Stored data:

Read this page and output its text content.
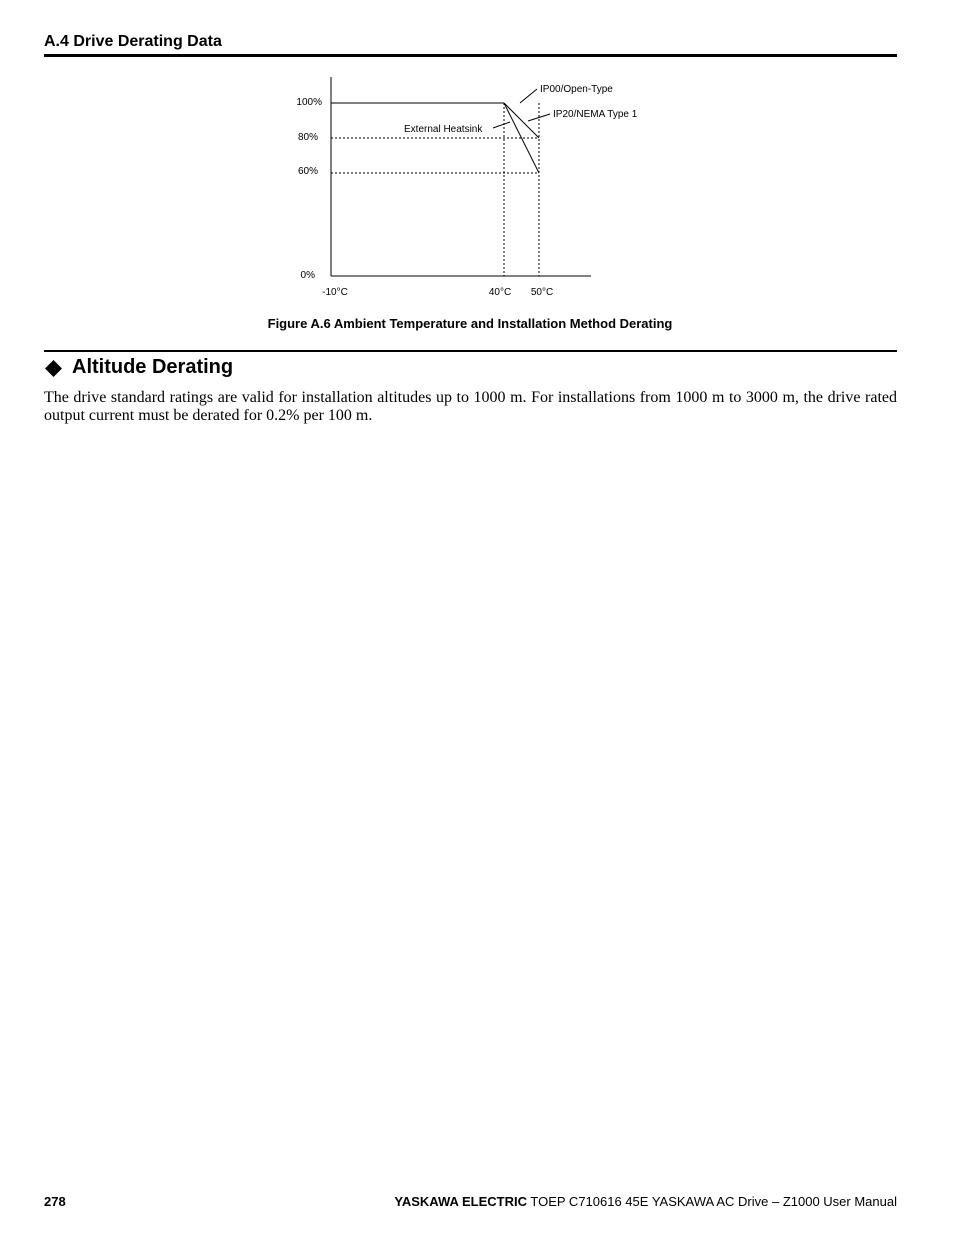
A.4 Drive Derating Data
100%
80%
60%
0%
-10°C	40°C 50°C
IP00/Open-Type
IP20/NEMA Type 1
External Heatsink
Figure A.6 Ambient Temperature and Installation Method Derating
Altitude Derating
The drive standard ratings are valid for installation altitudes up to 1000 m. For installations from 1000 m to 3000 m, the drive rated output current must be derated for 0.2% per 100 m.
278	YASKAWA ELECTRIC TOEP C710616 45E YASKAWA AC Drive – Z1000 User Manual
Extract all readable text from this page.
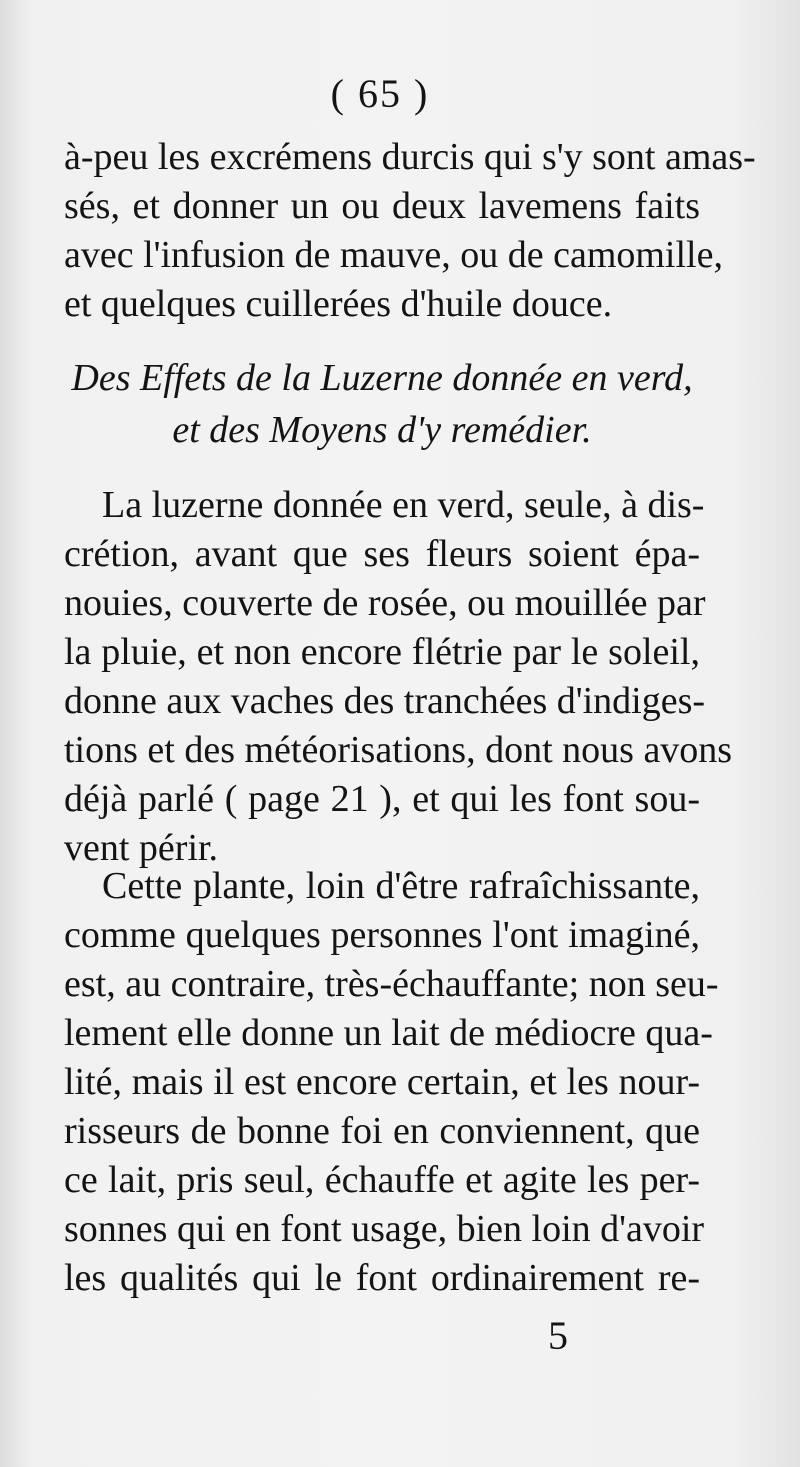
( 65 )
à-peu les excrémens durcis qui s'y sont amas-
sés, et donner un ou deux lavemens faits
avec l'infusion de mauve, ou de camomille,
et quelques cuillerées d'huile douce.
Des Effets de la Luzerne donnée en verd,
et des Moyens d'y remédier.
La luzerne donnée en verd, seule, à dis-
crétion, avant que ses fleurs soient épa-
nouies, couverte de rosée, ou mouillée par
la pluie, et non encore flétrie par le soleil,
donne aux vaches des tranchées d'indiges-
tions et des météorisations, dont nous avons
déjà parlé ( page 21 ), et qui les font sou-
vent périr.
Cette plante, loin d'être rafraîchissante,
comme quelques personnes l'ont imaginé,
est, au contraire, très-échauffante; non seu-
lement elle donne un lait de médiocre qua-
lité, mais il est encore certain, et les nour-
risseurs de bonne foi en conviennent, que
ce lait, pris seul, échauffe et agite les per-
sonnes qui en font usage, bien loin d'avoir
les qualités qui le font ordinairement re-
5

● AIM OF THE EXERCISE: Extract all lines from the data in which "this" is found.

● TASK SOLUTION:
Read this page and output its text content.
Extract all readable text from this page.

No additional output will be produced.